** Start Information provided **
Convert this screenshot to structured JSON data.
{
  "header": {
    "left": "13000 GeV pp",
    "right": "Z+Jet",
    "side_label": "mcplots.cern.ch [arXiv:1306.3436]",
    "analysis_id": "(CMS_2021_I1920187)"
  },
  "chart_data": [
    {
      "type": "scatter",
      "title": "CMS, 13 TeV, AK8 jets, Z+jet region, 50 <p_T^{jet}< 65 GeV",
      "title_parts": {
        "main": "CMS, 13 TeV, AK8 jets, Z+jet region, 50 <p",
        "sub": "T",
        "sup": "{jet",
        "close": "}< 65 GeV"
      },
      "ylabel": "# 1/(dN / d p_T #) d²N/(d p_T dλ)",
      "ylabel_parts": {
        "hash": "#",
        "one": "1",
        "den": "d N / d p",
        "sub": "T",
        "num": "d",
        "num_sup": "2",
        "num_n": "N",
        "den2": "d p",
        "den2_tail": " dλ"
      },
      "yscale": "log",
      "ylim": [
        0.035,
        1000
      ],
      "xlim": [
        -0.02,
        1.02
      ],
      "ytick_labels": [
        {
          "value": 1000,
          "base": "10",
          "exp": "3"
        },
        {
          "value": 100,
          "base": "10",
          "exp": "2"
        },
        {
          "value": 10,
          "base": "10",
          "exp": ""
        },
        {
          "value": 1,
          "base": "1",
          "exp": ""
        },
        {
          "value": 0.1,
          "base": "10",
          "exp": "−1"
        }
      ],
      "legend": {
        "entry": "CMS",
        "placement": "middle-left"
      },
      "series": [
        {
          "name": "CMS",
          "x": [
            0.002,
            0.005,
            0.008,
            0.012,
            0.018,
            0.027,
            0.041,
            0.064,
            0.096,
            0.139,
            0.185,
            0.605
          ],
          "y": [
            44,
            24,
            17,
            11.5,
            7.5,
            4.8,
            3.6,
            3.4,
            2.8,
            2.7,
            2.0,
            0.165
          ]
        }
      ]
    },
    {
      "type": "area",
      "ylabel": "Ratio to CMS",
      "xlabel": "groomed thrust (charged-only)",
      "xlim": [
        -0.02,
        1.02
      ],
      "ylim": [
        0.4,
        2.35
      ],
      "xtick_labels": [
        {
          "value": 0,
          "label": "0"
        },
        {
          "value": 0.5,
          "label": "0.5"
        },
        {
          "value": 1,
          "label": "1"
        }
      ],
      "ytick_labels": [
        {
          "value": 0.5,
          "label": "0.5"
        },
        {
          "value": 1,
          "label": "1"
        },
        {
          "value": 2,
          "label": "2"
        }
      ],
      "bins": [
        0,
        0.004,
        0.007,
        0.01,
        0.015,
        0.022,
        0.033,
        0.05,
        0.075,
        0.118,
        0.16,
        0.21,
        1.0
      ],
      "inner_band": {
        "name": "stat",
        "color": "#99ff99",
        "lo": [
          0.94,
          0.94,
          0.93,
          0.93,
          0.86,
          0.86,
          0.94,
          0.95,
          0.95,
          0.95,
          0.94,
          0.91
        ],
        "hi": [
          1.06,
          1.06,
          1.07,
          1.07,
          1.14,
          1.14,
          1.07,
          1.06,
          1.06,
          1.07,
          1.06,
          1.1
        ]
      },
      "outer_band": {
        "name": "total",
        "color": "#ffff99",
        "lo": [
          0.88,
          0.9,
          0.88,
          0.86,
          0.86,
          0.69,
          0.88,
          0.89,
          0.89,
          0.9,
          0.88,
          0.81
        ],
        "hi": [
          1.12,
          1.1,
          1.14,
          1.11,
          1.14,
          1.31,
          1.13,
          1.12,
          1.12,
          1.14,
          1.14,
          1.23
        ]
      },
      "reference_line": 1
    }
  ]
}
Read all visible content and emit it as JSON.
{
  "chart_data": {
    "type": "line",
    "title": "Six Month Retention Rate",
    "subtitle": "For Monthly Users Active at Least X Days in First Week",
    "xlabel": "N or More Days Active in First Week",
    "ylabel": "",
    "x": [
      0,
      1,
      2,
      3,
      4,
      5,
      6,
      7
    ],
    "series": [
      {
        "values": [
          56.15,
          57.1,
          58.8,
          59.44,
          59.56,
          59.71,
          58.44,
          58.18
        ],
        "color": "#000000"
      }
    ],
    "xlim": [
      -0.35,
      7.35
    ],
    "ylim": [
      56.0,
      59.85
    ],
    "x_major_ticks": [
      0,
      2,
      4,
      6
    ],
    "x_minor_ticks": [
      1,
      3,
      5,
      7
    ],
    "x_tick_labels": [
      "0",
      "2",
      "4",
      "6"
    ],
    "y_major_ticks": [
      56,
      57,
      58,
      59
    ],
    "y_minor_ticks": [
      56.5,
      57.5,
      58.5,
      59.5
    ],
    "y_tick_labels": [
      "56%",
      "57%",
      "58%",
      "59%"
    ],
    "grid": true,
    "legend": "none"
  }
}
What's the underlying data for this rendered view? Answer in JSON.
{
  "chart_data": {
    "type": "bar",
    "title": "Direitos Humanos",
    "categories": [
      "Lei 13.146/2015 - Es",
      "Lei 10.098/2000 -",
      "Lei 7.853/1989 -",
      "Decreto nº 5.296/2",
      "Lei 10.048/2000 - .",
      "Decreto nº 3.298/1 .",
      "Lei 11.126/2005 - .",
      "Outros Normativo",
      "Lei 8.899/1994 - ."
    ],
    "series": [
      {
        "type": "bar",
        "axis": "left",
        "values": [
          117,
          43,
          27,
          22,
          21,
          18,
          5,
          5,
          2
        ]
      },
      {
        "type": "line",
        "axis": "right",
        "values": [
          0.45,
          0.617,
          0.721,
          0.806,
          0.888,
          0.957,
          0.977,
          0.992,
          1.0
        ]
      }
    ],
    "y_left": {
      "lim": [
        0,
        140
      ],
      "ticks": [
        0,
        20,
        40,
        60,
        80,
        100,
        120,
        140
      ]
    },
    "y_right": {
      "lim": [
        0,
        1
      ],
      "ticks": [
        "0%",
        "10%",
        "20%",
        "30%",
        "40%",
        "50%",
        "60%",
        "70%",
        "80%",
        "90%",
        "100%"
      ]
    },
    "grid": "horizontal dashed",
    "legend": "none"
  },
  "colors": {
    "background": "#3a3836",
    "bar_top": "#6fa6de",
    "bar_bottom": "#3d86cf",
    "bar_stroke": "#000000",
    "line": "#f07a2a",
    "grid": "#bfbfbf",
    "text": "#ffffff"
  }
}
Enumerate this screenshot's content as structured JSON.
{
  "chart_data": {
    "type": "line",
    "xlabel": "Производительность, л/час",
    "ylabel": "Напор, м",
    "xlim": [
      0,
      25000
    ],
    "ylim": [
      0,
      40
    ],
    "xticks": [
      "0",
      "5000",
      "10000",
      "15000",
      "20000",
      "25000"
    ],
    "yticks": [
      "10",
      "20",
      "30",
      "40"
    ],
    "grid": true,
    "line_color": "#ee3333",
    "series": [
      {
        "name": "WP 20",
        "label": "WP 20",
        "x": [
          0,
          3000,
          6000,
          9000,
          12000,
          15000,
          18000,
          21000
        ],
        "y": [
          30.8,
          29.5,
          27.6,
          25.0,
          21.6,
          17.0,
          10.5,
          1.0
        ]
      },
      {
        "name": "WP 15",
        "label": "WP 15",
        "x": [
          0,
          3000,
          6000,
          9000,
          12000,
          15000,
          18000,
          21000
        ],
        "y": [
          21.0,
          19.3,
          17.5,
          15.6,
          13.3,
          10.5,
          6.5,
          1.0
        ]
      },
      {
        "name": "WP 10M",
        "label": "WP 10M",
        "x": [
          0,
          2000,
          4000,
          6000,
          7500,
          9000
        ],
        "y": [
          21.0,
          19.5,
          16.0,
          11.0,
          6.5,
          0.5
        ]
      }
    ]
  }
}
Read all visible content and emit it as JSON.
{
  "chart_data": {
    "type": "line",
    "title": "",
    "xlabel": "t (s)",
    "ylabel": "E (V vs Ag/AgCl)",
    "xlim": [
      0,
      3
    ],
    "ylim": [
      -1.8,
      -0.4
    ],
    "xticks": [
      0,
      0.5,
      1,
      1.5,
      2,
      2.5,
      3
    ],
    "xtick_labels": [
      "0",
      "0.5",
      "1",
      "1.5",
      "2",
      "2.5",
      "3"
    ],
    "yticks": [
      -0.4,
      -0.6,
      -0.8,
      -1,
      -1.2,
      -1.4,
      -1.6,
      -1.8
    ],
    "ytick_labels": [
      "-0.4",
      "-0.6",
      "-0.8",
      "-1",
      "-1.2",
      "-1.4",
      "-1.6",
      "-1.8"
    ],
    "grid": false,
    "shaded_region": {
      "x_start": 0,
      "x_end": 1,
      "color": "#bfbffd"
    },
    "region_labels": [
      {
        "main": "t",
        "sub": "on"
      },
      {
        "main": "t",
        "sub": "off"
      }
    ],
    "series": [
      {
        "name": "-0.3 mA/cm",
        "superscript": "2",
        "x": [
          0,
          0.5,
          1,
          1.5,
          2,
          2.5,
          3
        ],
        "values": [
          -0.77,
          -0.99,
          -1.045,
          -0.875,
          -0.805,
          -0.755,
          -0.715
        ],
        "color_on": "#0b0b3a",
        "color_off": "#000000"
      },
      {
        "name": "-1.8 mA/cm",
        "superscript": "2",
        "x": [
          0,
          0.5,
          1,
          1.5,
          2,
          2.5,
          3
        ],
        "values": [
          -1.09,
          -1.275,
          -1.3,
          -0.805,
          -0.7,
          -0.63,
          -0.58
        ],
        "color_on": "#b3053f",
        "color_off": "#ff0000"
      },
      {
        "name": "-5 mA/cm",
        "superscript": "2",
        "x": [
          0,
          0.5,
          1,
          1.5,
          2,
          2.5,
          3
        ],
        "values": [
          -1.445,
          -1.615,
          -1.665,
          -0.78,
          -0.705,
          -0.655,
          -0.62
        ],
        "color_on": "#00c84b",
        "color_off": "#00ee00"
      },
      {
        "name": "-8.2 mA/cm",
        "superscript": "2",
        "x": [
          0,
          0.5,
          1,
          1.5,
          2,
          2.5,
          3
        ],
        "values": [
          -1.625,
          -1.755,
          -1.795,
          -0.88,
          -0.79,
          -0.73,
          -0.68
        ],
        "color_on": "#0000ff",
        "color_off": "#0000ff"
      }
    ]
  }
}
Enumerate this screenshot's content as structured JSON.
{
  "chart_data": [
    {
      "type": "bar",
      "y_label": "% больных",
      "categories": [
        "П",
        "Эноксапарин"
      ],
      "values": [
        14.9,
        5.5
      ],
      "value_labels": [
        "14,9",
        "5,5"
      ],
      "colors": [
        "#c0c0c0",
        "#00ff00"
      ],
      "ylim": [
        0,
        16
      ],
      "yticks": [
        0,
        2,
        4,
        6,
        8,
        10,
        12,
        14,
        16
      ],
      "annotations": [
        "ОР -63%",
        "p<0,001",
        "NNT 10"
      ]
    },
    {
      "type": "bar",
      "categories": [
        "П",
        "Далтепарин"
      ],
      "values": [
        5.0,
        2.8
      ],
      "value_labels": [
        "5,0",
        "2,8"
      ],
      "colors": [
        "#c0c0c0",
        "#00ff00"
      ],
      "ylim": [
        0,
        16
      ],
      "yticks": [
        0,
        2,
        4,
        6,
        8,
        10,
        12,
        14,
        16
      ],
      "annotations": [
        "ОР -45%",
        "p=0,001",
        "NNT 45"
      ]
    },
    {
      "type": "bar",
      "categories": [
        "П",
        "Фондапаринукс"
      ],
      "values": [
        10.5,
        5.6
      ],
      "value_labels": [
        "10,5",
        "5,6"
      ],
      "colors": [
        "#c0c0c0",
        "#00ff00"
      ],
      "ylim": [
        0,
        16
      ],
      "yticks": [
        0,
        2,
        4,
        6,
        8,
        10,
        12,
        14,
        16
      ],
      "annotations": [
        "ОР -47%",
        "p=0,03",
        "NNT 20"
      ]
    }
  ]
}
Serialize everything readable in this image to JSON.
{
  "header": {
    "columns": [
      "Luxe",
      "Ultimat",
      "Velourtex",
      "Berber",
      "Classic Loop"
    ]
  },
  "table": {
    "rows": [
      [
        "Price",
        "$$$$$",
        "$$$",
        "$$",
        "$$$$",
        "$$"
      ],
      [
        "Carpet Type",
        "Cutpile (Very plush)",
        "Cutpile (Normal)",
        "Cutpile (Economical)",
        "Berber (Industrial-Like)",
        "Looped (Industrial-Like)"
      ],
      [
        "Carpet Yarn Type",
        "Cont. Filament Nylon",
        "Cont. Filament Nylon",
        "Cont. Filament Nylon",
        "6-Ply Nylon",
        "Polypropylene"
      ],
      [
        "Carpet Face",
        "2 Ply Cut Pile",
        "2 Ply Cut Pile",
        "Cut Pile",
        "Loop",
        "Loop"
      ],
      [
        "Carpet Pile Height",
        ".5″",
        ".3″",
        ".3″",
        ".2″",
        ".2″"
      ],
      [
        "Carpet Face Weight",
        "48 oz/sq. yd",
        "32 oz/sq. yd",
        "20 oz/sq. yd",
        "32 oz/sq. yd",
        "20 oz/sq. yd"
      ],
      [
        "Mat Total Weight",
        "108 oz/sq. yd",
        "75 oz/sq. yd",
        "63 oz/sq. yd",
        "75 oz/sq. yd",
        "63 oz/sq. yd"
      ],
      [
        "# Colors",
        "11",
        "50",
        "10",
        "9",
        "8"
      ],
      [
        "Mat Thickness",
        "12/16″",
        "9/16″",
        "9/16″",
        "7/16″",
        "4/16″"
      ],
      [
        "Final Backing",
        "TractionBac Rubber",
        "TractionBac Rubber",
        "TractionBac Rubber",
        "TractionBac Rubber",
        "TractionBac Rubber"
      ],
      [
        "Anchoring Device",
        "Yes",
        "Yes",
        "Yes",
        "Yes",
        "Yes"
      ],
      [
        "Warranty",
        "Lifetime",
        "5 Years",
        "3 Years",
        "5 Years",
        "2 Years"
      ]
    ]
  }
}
** End Information provided **
### Work to complete
Copy out every line from the material above in which the word "this" appears.

### Exercise result
Convert this screenshot to structured JSON data.
What's the underlying data for this rendered view? Answer in JSON.
Enumerate this screenshot's content as structured JSON.
Enumerate this screenshot's content as structured JSON.
Serialize everything readable in this image to JSON.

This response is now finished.